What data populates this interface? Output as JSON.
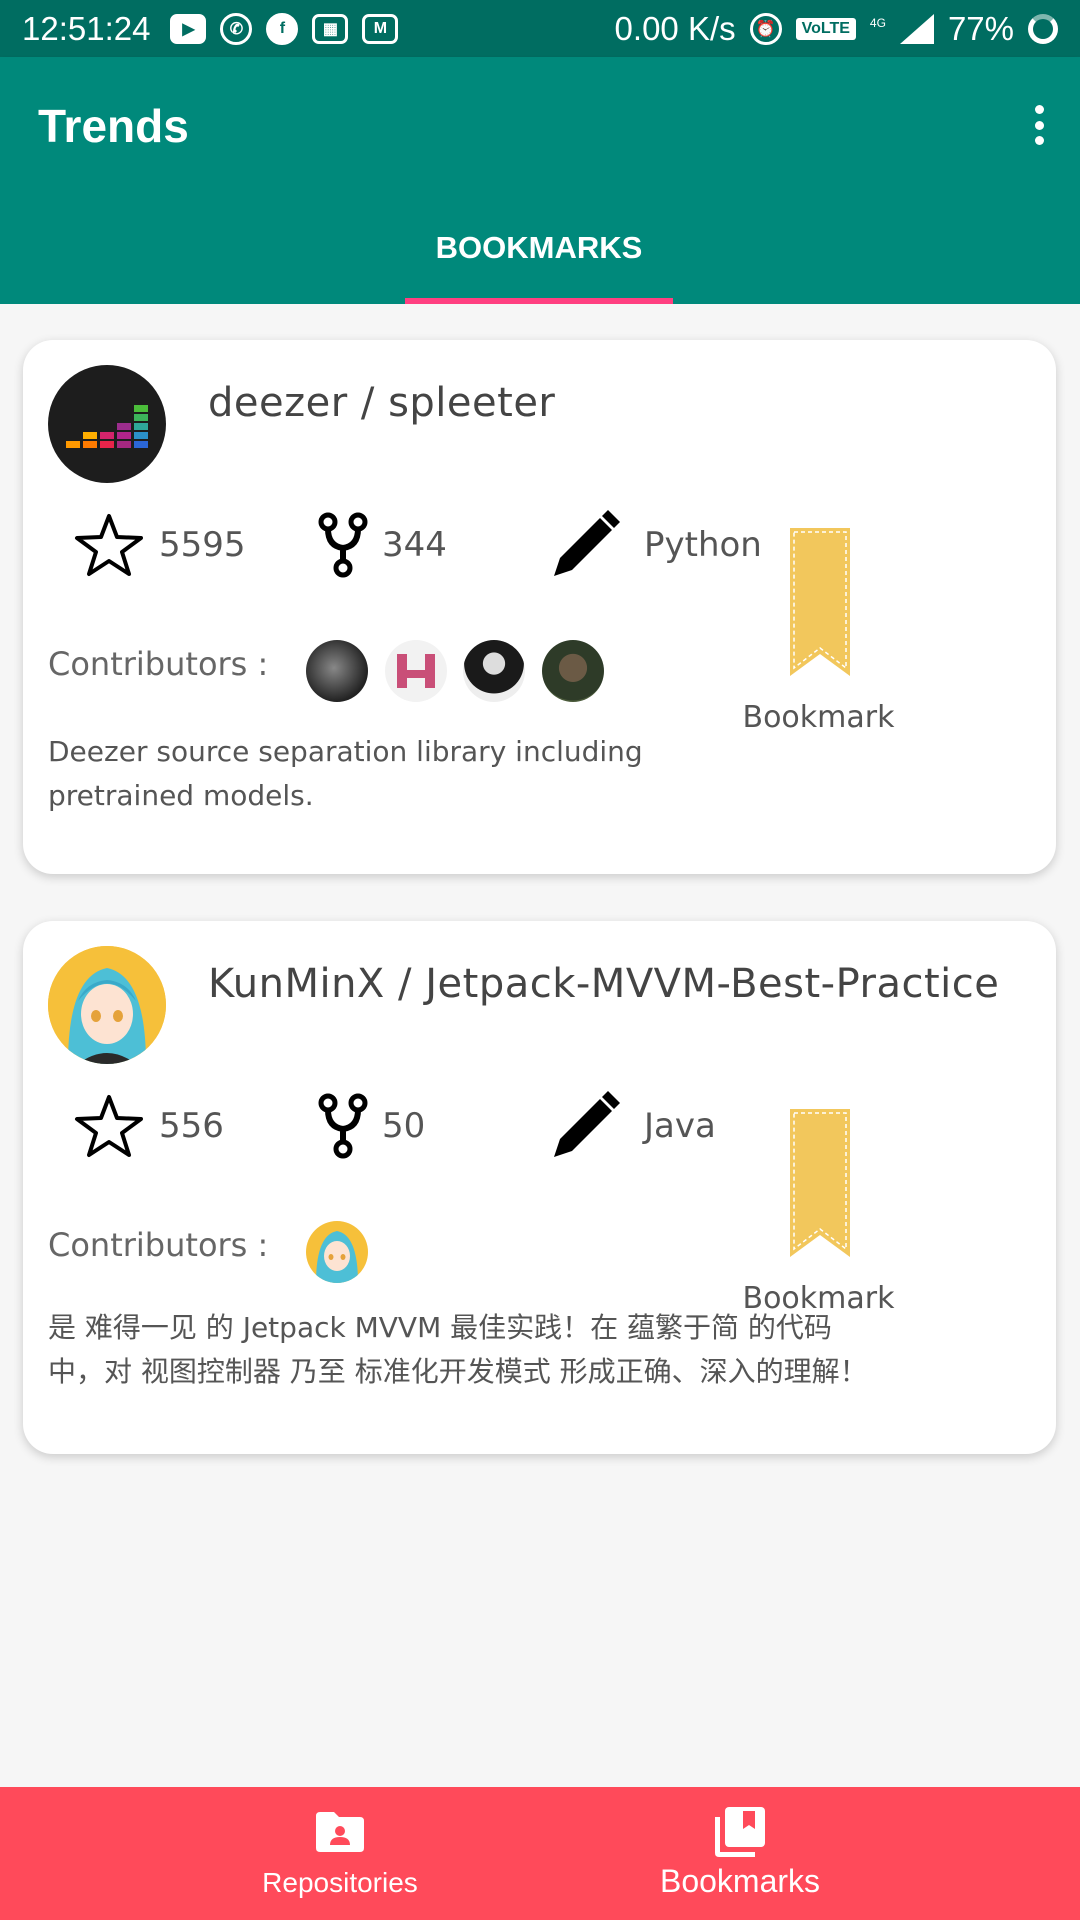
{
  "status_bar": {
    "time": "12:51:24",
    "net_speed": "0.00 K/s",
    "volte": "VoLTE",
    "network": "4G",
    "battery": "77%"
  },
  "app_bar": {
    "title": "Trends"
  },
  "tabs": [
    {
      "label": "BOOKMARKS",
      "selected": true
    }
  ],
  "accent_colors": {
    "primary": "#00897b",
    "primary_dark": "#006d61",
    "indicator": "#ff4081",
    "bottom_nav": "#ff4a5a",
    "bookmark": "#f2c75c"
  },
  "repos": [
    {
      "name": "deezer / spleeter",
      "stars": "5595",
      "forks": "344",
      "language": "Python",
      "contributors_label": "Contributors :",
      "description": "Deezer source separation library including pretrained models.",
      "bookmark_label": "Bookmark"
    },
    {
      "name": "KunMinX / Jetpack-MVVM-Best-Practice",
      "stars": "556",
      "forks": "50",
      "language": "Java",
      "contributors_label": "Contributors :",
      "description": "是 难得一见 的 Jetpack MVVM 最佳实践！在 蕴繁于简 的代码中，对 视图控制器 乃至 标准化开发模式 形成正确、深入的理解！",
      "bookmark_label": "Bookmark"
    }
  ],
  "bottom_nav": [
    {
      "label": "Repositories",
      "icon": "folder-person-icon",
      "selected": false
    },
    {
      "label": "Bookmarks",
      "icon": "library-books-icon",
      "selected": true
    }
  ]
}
════════════════════
Read through the lines above and collect those that contain the string "library".

### RESULT OF THIS EXERCISE:
      "description": "Deezer source separation library including pretrained models.",
      "icon": "library-books-icon",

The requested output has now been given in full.